**Records to process**

===============

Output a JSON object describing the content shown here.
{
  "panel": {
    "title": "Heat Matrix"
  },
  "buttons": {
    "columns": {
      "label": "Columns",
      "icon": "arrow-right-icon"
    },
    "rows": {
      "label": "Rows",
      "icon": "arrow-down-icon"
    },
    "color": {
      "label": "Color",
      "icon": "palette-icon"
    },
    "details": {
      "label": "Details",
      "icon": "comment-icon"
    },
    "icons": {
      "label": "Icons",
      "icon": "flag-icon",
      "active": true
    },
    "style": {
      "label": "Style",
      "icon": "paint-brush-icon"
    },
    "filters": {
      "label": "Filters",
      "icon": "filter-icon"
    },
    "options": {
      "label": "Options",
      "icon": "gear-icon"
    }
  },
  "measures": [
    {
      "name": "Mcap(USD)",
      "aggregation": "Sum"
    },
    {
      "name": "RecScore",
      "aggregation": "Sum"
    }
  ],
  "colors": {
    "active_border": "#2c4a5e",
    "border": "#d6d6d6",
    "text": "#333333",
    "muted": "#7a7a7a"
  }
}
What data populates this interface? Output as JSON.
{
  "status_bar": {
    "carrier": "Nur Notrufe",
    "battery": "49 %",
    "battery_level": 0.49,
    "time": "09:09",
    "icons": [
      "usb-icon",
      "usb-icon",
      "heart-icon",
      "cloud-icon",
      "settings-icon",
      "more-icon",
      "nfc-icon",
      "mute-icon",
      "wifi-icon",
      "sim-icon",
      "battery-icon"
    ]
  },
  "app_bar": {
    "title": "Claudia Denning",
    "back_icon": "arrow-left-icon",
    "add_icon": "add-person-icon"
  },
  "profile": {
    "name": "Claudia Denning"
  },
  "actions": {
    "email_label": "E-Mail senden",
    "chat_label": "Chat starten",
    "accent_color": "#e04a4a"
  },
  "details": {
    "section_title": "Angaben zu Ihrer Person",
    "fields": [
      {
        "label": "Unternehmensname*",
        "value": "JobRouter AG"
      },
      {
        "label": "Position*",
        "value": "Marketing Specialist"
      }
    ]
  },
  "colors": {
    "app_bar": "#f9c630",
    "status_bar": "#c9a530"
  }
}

===============

**Challenge**
Pick out all lines containing the string "Denning".

**Exercise solution**
    "title": "Claudia Denning",
    "name": "Claudia Denning"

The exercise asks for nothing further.